= What is required =
Find the lines that hold the word "OANDA" and return them.

* START Data for processing *

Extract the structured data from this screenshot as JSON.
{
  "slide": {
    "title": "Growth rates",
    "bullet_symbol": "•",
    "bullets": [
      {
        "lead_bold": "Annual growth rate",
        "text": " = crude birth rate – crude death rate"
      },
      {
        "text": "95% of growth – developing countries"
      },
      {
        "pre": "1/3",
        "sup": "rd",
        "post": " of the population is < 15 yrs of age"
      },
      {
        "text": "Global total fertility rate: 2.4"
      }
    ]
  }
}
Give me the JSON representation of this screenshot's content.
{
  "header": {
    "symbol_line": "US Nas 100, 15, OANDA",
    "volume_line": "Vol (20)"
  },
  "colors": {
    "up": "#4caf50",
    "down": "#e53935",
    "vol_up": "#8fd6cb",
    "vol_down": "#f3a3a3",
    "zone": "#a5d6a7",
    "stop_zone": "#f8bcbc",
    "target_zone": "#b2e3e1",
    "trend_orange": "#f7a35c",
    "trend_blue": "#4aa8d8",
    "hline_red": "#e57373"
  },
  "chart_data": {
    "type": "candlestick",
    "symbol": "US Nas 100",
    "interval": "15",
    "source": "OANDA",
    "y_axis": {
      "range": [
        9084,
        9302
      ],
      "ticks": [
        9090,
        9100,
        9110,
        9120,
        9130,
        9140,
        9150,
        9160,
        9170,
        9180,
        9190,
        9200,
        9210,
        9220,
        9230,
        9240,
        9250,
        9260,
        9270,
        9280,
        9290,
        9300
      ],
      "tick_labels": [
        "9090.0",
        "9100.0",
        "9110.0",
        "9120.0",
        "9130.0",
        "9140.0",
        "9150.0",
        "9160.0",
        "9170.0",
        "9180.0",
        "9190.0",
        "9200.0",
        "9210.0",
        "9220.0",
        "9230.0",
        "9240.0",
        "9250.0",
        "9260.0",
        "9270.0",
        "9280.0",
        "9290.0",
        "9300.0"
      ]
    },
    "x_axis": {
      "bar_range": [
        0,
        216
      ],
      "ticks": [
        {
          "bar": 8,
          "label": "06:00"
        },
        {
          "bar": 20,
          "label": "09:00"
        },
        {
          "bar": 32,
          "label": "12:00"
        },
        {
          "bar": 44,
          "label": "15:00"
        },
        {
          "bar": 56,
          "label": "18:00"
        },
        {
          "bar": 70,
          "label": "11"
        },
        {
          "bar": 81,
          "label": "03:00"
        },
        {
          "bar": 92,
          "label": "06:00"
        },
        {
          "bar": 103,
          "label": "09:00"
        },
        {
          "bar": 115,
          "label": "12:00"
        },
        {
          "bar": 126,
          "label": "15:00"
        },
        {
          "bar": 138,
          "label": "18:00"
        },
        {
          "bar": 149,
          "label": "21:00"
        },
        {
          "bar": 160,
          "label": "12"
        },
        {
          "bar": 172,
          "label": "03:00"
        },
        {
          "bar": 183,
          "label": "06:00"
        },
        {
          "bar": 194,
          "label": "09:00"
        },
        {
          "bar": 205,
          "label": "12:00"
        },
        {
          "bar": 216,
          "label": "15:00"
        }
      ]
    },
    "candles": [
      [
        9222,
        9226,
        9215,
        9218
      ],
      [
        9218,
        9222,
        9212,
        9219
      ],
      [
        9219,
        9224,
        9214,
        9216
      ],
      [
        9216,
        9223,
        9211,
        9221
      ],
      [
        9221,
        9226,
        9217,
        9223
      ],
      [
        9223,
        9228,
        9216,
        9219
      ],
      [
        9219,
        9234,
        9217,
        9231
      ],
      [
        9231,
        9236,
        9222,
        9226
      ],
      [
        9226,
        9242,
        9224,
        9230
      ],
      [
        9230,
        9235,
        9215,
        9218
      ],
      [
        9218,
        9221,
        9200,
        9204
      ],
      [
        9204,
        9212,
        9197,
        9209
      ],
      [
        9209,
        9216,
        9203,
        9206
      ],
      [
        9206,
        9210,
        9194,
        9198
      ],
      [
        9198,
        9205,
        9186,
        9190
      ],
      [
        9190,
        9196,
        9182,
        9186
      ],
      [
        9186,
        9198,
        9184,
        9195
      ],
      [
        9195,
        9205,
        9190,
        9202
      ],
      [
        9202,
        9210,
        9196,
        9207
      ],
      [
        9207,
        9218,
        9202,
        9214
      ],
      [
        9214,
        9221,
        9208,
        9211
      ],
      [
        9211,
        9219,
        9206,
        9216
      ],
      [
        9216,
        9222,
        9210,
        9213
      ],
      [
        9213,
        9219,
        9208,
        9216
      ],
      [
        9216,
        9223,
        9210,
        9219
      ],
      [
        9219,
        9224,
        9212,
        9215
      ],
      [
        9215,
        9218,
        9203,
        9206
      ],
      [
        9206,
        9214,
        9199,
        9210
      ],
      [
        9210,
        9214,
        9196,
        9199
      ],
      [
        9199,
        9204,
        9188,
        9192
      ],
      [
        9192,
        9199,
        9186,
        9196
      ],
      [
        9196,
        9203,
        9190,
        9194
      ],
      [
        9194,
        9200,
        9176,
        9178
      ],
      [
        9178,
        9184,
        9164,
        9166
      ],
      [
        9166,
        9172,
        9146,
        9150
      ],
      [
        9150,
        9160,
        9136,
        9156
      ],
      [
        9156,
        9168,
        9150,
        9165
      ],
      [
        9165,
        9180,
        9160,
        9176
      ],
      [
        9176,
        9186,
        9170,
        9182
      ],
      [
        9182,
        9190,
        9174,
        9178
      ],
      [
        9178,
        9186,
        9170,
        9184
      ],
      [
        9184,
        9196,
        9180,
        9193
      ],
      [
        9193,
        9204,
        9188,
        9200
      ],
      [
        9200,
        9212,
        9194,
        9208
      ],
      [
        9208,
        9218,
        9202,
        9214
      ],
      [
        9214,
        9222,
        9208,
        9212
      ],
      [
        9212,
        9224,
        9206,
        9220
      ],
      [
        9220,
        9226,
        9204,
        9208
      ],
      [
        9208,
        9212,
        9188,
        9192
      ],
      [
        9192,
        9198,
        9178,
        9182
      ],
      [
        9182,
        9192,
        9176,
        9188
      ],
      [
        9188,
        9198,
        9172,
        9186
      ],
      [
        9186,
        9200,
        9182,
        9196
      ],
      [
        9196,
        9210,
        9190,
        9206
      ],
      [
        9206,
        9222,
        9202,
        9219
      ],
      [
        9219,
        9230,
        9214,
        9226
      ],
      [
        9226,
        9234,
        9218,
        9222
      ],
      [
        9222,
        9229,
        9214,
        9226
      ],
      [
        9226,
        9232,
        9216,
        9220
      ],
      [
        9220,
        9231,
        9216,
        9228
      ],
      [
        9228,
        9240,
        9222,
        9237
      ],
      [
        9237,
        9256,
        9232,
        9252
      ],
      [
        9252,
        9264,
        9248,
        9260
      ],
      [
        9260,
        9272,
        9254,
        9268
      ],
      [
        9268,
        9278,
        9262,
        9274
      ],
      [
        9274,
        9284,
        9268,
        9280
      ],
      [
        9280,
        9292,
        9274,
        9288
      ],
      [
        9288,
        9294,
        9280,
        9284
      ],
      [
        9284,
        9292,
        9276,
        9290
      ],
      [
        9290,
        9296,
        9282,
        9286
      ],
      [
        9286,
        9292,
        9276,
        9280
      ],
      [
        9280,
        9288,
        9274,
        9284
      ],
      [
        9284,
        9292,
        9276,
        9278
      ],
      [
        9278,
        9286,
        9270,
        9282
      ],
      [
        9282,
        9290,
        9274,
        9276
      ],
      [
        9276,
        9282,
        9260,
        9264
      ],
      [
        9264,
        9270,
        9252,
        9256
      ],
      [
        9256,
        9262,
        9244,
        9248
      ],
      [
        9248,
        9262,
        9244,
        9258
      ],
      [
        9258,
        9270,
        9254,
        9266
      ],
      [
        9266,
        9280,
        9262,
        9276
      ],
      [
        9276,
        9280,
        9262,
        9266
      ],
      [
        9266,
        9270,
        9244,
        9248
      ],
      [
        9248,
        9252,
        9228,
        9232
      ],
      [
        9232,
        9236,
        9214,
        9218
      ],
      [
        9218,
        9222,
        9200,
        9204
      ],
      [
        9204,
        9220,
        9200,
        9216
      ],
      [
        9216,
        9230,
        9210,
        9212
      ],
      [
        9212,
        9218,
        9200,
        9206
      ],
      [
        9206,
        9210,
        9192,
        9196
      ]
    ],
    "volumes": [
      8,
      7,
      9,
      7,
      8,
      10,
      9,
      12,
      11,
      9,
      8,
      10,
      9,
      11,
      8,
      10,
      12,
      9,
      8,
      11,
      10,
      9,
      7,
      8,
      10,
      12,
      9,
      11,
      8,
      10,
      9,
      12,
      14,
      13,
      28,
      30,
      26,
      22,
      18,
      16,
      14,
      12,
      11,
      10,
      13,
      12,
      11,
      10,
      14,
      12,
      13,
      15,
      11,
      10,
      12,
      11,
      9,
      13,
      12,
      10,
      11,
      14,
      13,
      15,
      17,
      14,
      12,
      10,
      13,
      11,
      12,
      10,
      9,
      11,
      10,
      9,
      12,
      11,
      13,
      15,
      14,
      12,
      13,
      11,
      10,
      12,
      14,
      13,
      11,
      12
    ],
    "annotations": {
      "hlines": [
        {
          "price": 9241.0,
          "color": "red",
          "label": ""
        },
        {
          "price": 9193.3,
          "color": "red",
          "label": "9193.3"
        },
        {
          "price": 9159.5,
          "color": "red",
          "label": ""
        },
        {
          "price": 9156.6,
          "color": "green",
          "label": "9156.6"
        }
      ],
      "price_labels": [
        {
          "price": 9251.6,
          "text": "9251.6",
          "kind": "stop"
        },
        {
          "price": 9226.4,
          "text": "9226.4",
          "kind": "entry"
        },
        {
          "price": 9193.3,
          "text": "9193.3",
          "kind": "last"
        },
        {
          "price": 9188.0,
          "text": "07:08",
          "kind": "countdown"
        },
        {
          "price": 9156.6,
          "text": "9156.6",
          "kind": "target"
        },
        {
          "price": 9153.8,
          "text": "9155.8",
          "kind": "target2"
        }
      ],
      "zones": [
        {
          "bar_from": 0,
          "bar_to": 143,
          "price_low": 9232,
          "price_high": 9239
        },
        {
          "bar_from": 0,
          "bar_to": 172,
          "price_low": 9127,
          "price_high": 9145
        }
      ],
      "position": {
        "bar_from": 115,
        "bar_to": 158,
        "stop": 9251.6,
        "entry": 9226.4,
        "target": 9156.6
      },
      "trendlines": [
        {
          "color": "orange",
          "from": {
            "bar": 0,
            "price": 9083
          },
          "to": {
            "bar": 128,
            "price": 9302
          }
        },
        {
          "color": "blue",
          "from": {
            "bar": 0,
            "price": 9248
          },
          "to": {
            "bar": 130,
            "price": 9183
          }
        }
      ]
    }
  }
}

* END Data for processing *

= Final result =
    "symbol_line": "US Nas 100, 15, OANDA",
    "source": "OANDA",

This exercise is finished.